Required task: Write out each line in which the string "Александровна" is present.

(Records contained in a dataset)
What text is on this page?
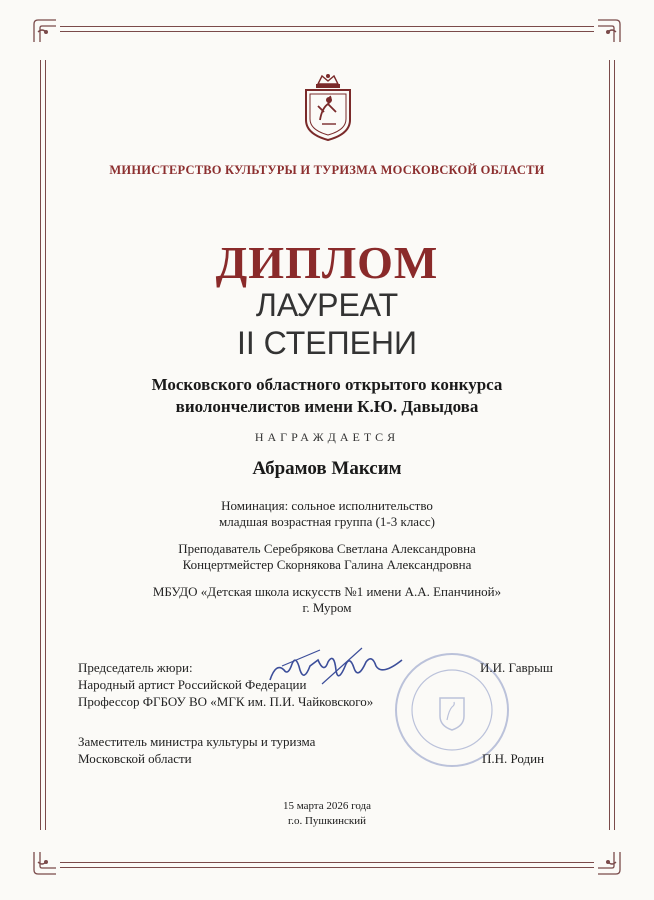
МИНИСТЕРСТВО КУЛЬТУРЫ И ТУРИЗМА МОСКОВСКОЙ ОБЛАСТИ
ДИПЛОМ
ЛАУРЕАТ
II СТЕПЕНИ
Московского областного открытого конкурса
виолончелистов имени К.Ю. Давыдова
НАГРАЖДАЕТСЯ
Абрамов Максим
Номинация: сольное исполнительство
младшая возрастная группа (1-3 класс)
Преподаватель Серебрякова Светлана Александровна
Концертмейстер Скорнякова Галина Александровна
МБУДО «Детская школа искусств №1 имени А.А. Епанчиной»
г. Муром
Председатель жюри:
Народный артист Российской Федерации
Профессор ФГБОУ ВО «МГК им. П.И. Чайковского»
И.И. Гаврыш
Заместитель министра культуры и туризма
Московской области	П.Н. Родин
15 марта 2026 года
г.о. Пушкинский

==

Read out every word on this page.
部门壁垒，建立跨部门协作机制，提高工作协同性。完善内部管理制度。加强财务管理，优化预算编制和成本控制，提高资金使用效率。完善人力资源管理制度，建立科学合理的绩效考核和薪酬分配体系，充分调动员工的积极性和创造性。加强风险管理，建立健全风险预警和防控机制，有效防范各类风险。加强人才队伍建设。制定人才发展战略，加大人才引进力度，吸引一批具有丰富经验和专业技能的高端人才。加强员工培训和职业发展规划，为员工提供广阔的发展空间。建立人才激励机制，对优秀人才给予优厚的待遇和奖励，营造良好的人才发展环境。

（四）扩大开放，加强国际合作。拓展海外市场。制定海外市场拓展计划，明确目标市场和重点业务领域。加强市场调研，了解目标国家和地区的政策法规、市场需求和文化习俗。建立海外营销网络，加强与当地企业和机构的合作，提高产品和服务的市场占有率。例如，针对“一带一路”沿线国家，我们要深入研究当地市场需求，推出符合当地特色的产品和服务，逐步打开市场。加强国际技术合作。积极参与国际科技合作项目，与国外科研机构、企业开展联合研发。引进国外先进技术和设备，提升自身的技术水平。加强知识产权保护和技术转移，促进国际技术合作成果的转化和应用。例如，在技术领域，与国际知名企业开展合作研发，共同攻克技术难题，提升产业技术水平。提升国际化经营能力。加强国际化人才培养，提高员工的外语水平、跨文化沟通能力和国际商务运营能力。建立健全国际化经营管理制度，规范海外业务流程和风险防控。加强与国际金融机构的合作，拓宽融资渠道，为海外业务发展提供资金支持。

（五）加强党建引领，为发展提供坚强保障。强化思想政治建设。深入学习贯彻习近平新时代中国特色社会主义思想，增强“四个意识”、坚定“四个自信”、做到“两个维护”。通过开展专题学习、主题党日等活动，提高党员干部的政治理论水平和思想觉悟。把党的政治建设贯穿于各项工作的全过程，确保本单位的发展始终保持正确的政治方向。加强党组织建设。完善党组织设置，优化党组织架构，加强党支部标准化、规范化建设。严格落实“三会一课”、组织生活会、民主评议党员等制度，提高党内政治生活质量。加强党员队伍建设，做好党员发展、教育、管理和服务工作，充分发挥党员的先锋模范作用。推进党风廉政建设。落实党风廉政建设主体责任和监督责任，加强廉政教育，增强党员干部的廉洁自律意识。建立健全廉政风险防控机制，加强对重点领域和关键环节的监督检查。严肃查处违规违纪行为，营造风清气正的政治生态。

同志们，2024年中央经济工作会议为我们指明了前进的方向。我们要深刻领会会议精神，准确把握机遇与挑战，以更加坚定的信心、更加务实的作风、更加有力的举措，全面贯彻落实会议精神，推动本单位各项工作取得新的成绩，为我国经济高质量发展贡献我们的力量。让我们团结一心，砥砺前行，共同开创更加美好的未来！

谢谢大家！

Written solution:
Преподаватель Серебрякова Светлана Александровна
Концертмейстер Скорнякова Галина Александровна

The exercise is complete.